• **WHAT YOU NEED TO DO**
Repeat each entry as written, dropping any picture you find.

(Figure data in JSON)
------------------------------------
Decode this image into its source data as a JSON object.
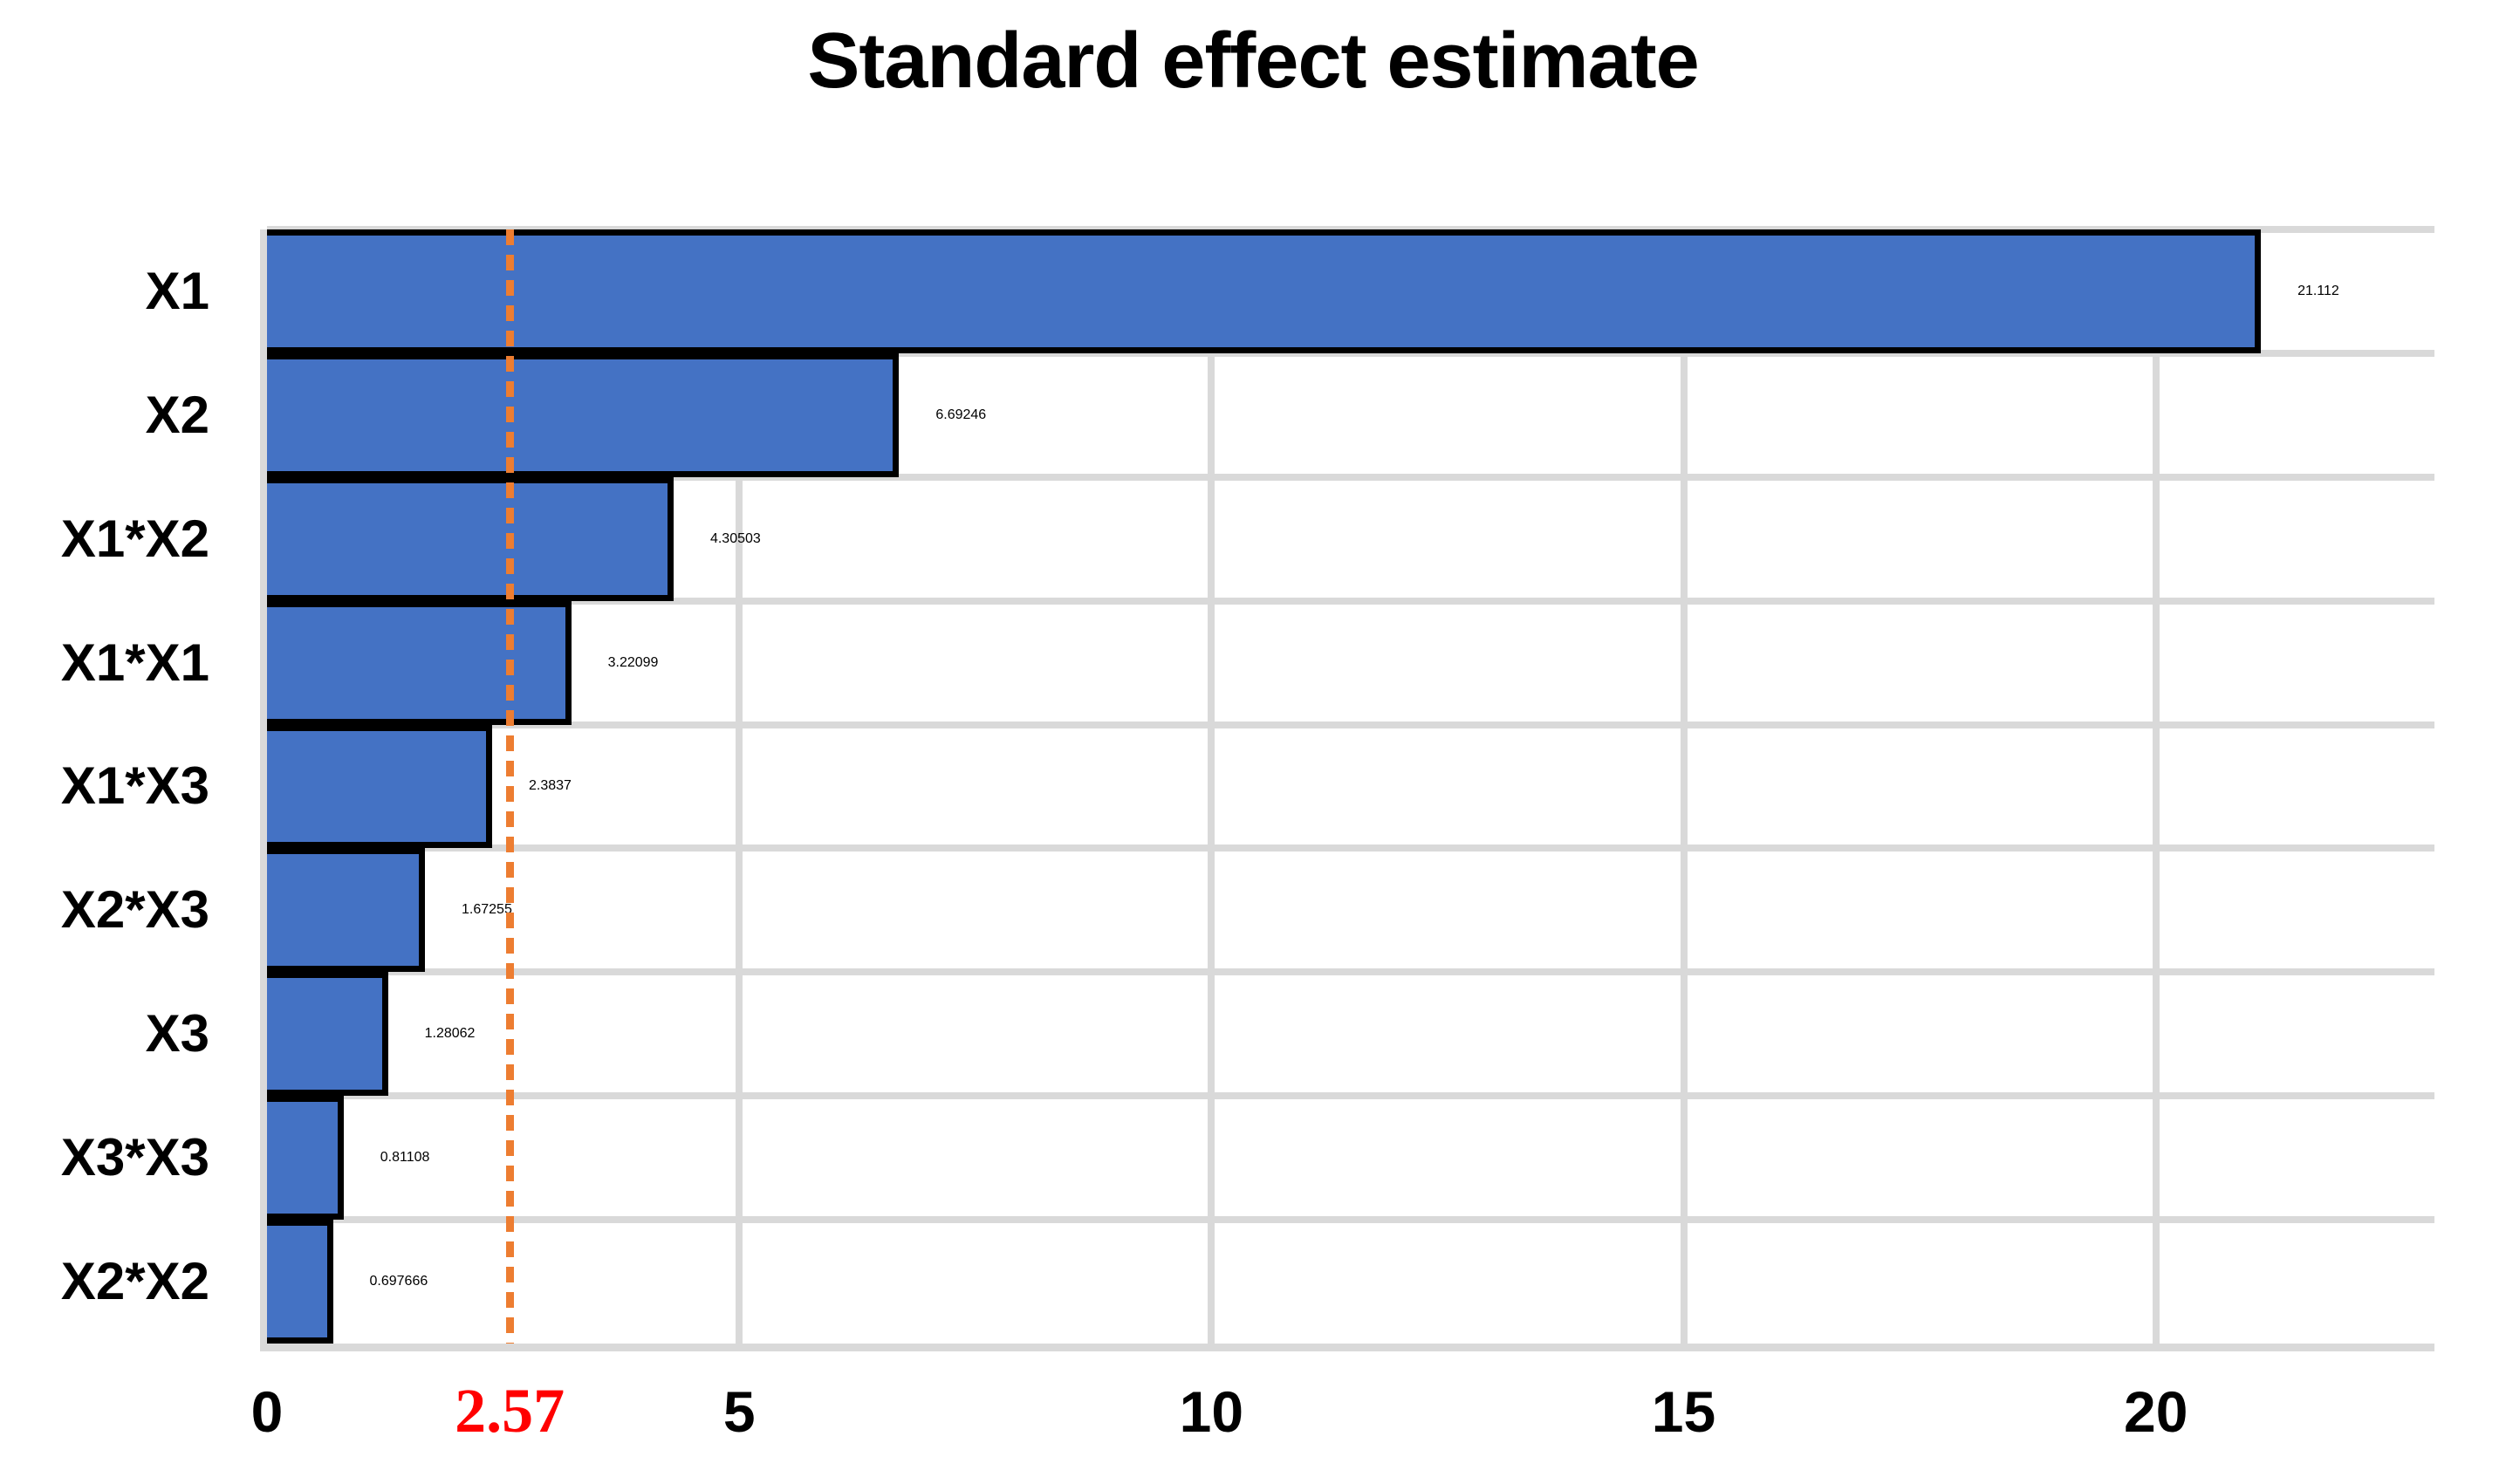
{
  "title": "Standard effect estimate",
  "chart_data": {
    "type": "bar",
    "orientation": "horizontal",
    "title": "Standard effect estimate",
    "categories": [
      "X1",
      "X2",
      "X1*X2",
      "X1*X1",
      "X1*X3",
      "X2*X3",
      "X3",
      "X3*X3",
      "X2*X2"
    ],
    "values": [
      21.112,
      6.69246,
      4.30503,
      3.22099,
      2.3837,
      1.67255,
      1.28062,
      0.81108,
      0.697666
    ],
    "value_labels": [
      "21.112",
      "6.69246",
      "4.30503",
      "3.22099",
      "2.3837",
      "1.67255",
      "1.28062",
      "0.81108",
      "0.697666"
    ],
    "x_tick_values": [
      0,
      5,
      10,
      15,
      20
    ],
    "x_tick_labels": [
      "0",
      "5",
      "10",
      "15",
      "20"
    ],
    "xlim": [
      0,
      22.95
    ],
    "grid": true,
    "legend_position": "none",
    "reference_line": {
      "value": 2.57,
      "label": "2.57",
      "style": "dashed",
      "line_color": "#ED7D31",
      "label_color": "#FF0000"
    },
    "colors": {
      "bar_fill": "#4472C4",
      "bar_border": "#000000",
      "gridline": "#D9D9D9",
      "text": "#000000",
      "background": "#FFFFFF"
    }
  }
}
------------------------------------
• **EXERCISE RESULT**
Decode this image into its source data as a JSON object.
{
  "title": "Standard effect estimate",
  "chart_data": {
    "type": "bar",
    "orientation": "horizontal",
    "title": "Standard effect estimate",
    "categories": [
      "X1",
      "X2",
      "X1*X2",
      "X1*X1",
      "X1*X3",
      "X2*X3",
      "X3",
      "X3*X3",
      "X2*X2"
    ],
    "values": [
      21.112,
      6.69246,
      4.30503,
      3.22099,
      2.3837,
      1.67255,
      1.28062,
      0.81108,
      0.697666
    ],
    "value_labels": [
      "21.112",
      "6.69246",
      "4.30503",
      "3.22099",
      "2.3837",
      "1.67255",
      "1.28062",
      "0.81108",
      "0.697666"
    ],
    "x_tick_values": [
      0,
      5,
      10,
      15,
      20
    ],
    "x_tick_labels": [
      "0",
      "5",
      "10",
      "15",
      "20"
    ],
    "xlim": [
      0,
      22.95
    ],
    "grid": true,
    "legend_position": "none",
    "reference_line": {
      "value": 2.57,
      "label": "2.57",
      "style": "dashed",
      "line_color": "#ED7D31",
      "label_color": "#FF0000"
    },
    "colors": {
      "bar_fill": "#4472C4",
      "bar_border": "#000000",
      "gridline": "#D9D9D9",
      "text": "#000000",
      "background": "#FFFFFF"
    }
  }
}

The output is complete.